-- Set problem --
Copy each line below in which the string "Weißröckchen" occurs.

-- Data rows --
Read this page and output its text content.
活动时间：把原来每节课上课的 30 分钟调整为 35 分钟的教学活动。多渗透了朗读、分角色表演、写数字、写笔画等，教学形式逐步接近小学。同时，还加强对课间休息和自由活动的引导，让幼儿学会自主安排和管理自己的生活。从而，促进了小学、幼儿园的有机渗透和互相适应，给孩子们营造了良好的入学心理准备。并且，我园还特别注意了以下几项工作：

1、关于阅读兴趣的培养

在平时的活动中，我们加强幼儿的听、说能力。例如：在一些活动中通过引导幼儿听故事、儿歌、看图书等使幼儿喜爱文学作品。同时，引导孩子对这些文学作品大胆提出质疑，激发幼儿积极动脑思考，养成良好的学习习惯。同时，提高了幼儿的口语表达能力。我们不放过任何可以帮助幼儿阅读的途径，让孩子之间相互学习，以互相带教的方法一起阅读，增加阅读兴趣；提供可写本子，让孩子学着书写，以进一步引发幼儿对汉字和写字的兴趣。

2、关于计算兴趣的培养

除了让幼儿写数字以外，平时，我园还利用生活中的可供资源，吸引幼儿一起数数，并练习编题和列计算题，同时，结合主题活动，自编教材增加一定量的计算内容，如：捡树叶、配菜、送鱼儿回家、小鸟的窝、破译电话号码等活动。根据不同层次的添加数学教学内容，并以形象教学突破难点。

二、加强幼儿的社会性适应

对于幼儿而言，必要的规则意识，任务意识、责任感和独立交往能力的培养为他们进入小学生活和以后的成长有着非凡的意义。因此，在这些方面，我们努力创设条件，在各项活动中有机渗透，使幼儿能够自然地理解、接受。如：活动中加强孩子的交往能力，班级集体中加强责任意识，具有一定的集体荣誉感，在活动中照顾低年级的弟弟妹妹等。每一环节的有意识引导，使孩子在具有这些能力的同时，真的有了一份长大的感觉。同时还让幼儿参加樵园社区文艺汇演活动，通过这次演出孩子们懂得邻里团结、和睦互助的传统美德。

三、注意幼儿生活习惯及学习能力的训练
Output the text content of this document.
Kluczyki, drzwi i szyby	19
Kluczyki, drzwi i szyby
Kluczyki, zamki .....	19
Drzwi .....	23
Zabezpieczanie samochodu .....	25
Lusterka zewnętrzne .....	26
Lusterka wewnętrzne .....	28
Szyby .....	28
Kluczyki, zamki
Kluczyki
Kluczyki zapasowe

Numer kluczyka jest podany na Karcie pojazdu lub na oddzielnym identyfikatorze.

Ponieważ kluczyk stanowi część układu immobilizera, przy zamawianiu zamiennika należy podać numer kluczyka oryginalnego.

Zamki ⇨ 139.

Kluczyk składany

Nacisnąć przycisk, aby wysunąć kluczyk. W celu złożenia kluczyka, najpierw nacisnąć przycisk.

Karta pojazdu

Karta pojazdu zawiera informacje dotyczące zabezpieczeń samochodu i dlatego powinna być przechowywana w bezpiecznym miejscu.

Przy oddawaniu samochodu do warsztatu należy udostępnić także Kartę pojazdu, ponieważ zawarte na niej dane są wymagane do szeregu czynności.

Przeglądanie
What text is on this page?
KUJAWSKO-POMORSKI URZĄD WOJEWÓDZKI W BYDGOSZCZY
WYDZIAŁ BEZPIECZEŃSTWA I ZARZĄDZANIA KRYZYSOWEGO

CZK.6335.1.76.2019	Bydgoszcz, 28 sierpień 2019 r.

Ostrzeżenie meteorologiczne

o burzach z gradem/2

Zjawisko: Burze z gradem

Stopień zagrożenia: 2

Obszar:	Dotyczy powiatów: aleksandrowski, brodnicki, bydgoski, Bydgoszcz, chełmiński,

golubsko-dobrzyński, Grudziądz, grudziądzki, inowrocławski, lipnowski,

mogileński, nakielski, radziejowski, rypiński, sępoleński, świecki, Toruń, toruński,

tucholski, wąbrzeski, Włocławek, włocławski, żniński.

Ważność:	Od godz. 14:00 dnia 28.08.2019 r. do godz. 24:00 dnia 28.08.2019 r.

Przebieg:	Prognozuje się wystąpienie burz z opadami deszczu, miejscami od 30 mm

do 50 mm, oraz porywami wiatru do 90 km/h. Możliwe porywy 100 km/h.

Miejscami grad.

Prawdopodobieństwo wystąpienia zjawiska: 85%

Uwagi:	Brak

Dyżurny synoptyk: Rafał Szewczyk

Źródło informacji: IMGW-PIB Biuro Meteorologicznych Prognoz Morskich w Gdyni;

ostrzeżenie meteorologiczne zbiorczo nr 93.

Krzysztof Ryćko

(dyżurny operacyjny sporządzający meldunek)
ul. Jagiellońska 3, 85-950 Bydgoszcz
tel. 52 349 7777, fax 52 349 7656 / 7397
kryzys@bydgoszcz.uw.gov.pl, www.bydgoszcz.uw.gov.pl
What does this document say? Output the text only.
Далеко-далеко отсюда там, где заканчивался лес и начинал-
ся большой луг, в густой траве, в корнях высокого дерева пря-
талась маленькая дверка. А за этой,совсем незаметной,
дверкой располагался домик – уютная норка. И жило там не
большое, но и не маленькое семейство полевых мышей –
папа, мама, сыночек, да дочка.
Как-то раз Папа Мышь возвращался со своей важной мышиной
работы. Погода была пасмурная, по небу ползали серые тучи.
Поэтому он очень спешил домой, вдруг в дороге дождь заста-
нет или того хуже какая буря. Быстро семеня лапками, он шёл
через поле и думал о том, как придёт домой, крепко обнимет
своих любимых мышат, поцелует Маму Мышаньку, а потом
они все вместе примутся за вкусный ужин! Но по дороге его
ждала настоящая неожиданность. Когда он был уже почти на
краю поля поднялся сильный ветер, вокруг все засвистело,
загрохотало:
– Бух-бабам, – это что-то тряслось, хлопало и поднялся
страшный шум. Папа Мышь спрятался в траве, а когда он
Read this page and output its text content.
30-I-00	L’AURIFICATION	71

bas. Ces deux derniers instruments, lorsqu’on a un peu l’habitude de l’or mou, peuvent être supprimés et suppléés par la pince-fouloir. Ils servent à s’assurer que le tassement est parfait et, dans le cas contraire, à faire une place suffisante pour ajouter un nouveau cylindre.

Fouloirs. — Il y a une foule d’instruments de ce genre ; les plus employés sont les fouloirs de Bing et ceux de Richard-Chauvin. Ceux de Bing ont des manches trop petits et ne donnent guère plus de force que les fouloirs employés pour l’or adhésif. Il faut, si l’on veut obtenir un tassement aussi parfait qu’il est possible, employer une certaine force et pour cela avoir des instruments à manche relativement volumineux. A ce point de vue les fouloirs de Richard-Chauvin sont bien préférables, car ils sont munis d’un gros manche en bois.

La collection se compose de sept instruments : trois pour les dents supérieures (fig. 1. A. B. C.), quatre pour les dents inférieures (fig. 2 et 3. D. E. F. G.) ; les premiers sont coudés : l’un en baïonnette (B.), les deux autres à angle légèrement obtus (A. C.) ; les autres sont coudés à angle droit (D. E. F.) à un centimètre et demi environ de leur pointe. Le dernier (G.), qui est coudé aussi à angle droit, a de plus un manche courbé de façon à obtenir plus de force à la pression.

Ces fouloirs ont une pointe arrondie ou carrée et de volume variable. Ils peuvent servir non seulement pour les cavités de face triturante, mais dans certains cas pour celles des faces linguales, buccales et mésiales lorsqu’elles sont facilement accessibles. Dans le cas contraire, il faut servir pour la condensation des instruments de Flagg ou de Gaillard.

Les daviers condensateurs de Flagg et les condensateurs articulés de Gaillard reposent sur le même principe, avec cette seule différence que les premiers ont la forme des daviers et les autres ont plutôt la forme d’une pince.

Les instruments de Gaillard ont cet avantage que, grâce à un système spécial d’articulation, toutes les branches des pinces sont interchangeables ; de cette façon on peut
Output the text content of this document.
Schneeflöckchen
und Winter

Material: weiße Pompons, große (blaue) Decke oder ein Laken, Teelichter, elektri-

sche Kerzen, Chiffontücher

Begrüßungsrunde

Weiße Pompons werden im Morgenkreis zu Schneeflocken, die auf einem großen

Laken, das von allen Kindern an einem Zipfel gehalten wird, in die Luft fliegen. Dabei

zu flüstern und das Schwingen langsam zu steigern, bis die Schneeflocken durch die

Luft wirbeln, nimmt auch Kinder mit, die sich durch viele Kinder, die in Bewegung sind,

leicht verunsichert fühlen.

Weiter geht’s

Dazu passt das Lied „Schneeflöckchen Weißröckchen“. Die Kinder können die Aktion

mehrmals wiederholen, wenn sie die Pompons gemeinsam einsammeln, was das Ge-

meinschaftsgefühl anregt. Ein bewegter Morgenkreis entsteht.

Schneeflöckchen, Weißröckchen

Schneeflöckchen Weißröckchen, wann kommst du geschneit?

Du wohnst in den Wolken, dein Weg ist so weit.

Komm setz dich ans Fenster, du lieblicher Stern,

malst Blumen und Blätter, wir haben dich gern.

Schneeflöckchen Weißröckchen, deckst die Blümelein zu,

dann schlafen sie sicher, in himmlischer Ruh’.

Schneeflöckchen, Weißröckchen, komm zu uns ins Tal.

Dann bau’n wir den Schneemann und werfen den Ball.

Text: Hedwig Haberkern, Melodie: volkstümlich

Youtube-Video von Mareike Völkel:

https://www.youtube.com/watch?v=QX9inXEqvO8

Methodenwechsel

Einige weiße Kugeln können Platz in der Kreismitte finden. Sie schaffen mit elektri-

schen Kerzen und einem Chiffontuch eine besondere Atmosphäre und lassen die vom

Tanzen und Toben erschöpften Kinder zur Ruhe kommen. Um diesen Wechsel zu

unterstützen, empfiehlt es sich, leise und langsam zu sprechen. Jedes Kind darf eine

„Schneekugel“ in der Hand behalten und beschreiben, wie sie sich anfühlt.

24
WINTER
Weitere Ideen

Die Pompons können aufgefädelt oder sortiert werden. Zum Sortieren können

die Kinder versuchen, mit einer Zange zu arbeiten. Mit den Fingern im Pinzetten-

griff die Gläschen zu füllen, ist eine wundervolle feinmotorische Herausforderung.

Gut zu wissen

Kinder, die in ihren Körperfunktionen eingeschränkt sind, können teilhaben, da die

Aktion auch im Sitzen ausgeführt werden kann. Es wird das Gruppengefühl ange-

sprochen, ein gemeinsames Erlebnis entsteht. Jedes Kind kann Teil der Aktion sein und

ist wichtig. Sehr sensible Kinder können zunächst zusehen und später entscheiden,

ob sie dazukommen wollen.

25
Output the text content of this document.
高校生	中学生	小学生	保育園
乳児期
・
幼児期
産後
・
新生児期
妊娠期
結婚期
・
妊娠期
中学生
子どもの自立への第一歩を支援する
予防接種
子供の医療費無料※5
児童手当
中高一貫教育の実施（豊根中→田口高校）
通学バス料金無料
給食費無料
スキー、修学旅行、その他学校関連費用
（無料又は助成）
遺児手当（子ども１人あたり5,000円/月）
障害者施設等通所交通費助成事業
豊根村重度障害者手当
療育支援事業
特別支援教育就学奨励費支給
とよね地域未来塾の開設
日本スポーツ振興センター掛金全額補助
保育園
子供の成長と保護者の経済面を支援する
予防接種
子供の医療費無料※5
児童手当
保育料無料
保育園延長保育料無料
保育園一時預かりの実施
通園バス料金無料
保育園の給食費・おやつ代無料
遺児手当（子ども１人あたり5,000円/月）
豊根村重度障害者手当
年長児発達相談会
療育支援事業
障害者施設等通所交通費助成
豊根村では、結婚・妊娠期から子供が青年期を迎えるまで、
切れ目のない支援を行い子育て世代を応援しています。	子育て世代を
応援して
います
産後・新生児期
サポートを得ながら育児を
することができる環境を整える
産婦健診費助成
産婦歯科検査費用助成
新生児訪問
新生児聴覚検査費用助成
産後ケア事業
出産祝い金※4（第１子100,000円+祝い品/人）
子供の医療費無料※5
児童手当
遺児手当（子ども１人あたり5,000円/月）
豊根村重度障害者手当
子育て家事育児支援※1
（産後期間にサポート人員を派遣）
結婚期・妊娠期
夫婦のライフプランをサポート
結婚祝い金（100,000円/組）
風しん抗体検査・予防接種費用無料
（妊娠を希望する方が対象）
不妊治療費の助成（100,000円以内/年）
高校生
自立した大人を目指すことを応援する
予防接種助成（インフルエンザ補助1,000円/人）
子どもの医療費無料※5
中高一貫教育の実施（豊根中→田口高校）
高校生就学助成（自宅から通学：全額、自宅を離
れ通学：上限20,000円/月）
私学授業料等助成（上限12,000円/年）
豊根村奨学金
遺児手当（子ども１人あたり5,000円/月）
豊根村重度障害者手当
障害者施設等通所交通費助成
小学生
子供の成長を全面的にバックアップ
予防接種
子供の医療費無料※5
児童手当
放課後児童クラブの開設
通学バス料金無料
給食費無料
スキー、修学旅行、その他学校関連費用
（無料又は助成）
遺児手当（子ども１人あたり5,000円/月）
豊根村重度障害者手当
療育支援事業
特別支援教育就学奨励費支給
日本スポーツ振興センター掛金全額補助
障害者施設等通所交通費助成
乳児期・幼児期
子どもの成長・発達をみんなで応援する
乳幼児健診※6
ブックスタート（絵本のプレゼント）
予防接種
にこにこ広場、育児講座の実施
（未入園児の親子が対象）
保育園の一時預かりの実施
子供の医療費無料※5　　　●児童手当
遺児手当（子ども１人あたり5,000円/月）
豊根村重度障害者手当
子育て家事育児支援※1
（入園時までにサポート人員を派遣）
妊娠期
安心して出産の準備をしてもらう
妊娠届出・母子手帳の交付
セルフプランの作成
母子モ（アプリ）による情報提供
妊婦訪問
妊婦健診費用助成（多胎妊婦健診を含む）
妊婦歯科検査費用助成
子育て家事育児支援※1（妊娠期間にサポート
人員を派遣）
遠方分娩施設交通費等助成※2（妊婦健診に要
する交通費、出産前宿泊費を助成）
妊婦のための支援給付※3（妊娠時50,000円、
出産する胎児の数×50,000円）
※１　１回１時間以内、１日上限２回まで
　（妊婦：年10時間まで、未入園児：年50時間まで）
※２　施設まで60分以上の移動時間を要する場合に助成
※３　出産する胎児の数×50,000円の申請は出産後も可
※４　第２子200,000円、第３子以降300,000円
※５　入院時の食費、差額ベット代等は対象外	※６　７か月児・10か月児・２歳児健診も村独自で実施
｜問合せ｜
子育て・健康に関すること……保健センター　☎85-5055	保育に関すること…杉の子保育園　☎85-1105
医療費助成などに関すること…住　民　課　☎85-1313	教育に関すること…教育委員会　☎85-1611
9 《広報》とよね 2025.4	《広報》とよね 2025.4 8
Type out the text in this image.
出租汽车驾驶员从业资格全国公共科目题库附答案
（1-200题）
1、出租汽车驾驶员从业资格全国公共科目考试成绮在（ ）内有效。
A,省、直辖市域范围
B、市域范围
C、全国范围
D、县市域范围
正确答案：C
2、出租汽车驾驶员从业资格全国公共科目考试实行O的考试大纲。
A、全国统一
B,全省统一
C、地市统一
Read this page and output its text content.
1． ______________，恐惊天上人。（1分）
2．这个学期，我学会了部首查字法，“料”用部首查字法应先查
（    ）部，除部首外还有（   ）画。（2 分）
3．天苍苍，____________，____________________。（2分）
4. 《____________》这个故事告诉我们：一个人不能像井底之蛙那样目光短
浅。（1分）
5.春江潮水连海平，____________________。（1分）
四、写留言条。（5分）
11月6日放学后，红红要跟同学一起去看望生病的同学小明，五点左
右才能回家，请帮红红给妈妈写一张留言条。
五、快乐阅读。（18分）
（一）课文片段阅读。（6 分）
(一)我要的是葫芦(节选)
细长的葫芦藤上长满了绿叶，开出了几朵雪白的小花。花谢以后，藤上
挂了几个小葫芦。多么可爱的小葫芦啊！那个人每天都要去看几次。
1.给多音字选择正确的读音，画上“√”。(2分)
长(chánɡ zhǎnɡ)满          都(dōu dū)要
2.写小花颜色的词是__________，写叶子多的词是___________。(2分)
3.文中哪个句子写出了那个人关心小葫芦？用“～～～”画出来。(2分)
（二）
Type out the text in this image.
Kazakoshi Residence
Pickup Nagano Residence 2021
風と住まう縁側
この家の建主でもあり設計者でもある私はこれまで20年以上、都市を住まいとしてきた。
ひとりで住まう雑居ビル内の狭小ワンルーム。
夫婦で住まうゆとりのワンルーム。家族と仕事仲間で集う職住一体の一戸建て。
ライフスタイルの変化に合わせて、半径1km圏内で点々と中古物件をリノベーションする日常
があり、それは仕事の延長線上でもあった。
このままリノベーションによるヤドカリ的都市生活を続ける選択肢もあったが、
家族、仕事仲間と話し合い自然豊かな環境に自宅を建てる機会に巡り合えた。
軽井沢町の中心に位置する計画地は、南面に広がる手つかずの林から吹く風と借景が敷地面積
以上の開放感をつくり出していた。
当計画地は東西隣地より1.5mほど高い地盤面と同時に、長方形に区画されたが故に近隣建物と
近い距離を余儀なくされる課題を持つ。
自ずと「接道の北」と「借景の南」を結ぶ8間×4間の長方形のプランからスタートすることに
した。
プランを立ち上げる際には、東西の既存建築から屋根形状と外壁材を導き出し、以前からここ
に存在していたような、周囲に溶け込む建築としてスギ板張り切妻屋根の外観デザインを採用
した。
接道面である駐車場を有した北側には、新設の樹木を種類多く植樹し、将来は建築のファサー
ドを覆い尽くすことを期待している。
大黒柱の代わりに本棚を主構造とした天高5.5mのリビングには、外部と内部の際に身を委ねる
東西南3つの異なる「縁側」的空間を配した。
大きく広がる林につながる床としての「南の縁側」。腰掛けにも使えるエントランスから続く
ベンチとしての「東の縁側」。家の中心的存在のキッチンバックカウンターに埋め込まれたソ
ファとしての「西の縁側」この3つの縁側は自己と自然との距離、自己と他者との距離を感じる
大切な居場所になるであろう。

-- Task output --
Dazu passt das Lied „Schneeflöckchen Weißröckchen“. Die Kinder können die Aktion
Schneeflöckchen, Weißröckchen
Schneeflöckchen Weißröckchen, wann kommst du geschneit?
Schneeflöckchen Weißröckchen, deckst die Blümelein zu,
Schneeflöckchen, Weißröckchen, komm zu uns ins Tal.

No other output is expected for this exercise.